- _Written request_
Write out every line of the material as it stands, apart from the pictures.

- _Data for processing_

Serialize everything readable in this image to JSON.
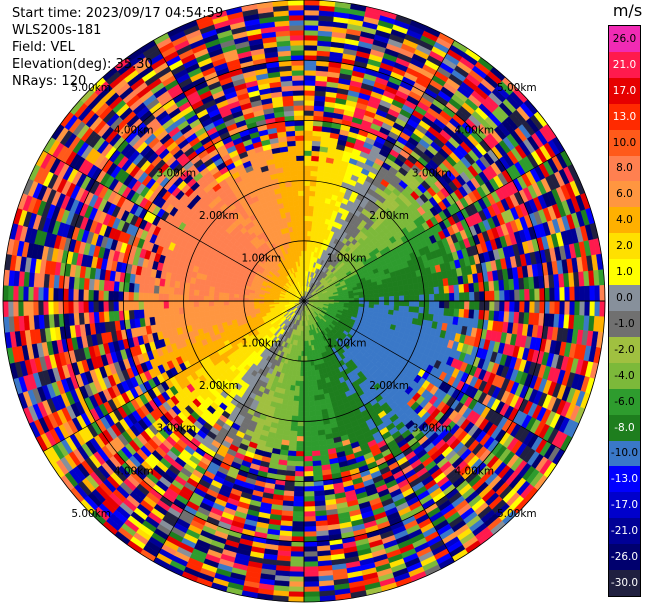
{
  "info": {
    "start_time": "Start time: 2023/09/17 04:54:59",
    "instrument": "WLS200s-181",
    "field": "Field: VEL",
    "elevation": "Elevation(deg): 35.30",
    "nrays": "NRays: 120"
  },
  "colorbar": {
    "title": "m/s",
    "ticks": [
      "26.0",
      "21.0",
      "17.0",
      "13.0",
      "10.0",
      "8.0",
      "6.0",
      "4.0",
      "2.0",
      "1.0",
      "0.0",
      "-1.0",
      "-2.0",
      "-4.0",
      "-6.0",
      "-8.0",
      "-10.0",
      "-13.0",
      "-17.0",
      "-21.0",
      "-26.0",
      "-30.0"
    ],
    "colors": [
      "#f02bb4",
      "#ff1a4d",
      "#e60000",
      "#ff2a00",
      "#ff5a1a",
      "#ff8050",
      "#ff9640",
      "#ffb000",
      "#ffe000",
      "#ffff00",
      "#87909b",
      "#707070",
      "#a0c040",
      "#7cb93a",
      "#2e9c2e",
      "#1e7e1e",
      "#3a78c8",
      "#0000ff",
      "#0000cc",
      "#000096",
      "#00006e",
      "#202040"
    ]
  },
  "chart_data": {
    "type": "ppi",
    "field": "VEL",
    "units": "m/s",
    "n_rays": 120,
    "max_range_km": 5.0,
    "range_ring_labels": [
      "1.00km",
      "2.00km",
      "3.00km",
      "4.00km",
      "5.00km"
    ],
    "vmin": -30.0,
    "vmax": 26.0,
    "coherent_range_km": 2.2,
    "wind_pattern": {
      "description": "toward (positive) in north-west sector, away (negative) in south-south-east sector",
      "positive_center_azimuth_deg": 300,
      "peak_speed_ms": 9.0
    }
  }
}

- _The answer_
Serialize everything readable in this image to JSON.
{
  "info": {
    "start_time": "Start time: 2023/09/17 04:54:59",
    "instrument": "WLS200s-181",
    "field": "Field: VEL",
    "elevation": "Elevation(deg): 35.30",
    "nrays": "NRays: 120"
  },
  "colorbar": {
    "title": "m/s",
    "ticks": [
      "26.0",
      "21.0",
      "17.0",
      "13.0",
      "10.0",
      "8.0",
      "6.0",
      "4.0",
      "2.0",
      "1.0",
      "0.0",
      "-1.0",
      "-2.0",
      "-4.0",
      "-6.0",
      "-8.0",
      "-10.0",
      "-13.0",
      "-17.0",
      "-21.0",
      "-26.0",
      "-30.0"
    ],
    "colors": [
      "#f02bb4",
      "#ff1a4d",
      "#e60000",
      "#ff2a00",
      "#ff5a1a",
      "#ff8050",
      "#ff9640",
      "#ffb000",
      "#ffe000",
      "#ffff00",
      "#87909b",
      "#707070",
      "#a0c040",
      "#7cb93a",
      "#2e9c2e",
      "#1e7e1e",
      "#3a78c8",
      "#0000ff",
      "#0000cc",
      "#000096",
      "#00006e",
      "#202040"
    ]
  },
  "chart_data": {
    "type": "ppi",
    "field": "VEL",
    "units": "m/s",
    "n_rays": 120,
    "max_range_km": 5.0,
    "range_ring_labels": [
      "1.00km",
      "2.00km",
      "3.00km",
      "4.00km",
      "5.00km"
    ],
    "vmin": -30.0,
    "vmax": 26.0,
    "coherent_range_km": 2.2,
    "wind_pattern": {
      "description": "toward (positive) in north-west sector, away (negative) in south-south-east sector",
      "positive_center_azimuth_deg": 300,
      "peak_speed_ms": 9.0
    }
  }
}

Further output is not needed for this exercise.